* [RECORD SET]:
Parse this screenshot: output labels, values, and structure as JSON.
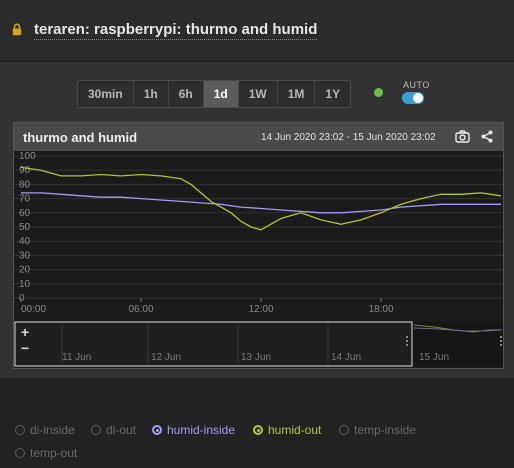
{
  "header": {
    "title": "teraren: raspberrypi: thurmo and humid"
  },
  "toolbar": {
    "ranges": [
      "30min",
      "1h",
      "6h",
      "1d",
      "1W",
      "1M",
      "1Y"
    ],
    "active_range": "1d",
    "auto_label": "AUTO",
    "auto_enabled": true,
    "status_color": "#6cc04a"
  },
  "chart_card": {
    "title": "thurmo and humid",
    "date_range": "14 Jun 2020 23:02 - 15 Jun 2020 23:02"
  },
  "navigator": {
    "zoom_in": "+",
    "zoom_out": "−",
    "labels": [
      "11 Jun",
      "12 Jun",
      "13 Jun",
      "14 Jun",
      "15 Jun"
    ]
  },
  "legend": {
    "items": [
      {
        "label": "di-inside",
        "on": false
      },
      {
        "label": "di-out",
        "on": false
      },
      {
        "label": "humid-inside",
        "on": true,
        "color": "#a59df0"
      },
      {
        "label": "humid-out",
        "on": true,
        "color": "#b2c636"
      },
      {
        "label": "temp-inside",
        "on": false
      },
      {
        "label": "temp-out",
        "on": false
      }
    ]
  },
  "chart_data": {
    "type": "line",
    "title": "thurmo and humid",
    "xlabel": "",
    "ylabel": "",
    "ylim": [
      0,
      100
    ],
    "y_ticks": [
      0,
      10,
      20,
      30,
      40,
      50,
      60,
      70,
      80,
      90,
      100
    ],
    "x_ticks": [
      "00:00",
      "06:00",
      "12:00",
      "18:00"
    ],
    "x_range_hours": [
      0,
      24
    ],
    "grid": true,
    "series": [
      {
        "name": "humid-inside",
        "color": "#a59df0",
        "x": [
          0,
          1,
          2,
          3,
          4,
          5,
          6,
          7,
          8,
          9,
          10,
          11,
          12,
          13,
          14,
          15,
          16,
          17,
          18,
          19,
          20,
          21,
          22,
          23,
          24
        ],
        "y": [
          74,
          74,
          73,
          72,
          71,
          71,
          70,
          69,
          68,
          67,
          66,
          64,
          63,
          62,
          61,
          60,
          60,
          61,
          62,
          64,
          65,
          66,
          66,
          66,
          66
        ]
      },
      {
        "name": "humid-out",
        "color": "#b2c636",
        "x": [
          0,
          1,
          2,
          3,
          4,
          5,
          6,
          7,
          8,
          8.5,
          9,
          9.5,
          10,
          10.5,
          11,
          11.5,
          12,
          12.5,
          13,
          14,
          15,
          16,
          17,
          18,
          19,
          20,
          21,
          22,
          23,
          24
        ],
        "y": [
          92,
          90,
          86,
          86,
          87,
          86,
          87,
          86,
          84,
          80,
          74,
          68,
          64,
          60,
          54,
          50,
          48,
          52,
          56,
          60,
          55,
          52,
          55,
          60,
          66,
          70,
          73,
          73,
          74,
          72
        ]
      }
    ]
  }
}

* [TASK TO CARRY OUT]: Omit each picture, then return all of the listing exactly as it stands.

* [SOLUTION]:
Parse this screenshot: output labels, values, and structure as JSON.
{
  "header": {
    "title": "teraren: raspberrypi: thurmo and humid"
  },
  "toolbar": {
    "ranges": [
      "30min",
      "1h",
      "6h",
      "1d",
      "1W",
      "1M",
      "1Y"
    ],
    "active_range": "1d",
    "auto_label": "AUTO",
    "auto_enabled": true,
    "status_color": "#6cc04a"
  },
  "chart_card": {
    "title": "thurmo and humid",
    "date_range": "14 Jun 2020 23:02 - 15 Jun 2020 23:02"
  },
  "navigator": {
    "zoom_in": "+",
    "zoom_out": "−",
    "labels": [
      "11 Jun",
      "12 Jun",
      "13 Jun",
      "14 Jun",
      "15 Jun"
    ]
  },
  "legend": {
    "items": [
      {
        "label": "di-inside",
        "on": false
      },
      {
        "label": "di-out",
        "on": false
      },
      {
        "label": "humid-inside",
        "on": true,
        "color": "#a59df0"
      },
      {
        "label": "humid-out",
        "on": true,
        "color": "#b2c636"
      },
      {
        "label": "temp-inside",
        "on": false
      },
      {
        "label": "temp-out",
        "on": false
      }
    ]
  },
  "chart_data": {
    "type": "line",
    "title": "thurmo and humid",
    "xlabel": "",
    "ylabel": "",
    "ylim": [
      0,
      100
    ],
    "y_ticks": [
      0,
      10,
      20,
      30,
      40,
      50,
      60,
      70,
      80,
      90,
      100
    ],
    "x_ticks": [
      "00:00",
      "06:00",
      "12:00",
      "18:00"
    ],
    "x_range_hours": [
      0,
      24
    ],
    "grid": true,
    "series": [
      {
        "name": "humid-inside",
        "color": "#a59df0",
        "x": [
          0,
          1,
          2,
          3,
          4,
          5,
          6,
          7,
          8,
          9,
          10,
          11,
          12,
          13,
          14,
          15,
          16,
          17,
          18,
          19,
          20,
          21,
          22,
          23,
          24
        ],
        "y": [
          74,
          74,
          73,
          72,
          71,
          71,
          70,
          69,
          68,
          67,
          66,
          64,
          63,
          62,
          61,
          60,
          60,
          61,
          62,
          64,
          65,
          66,
          66,
          66,
          66
        ]
      },
      {
        "name": "humid-out",
        "color": "#b2c636",
        "x": [
          0,
          1,
          2,
          3,
          4,
          5,
          6,
          7,
          8,
          8.5,
          9,
          9.5,
          10,
          10.5,
          11,
          11.5,
          12,
          12.5,
          13,
          14,
          15,
          16,
          17,
          18,
          19,
          20,
          21,
          22,
          23,
          24
        ],
        "y": [
          92,
          90,
          86,
          86,
          87,
          86,
          87,
          86,
          84,
          80,
          74,
          68,
          64,
          60,
          54,
          50,
          48,
          52,
          56,
          60,
          55,
          52,
          55,
          60,
          66,
          70,
          73,
          73,
          74,
          72
        ]
      }
    ]
  }
}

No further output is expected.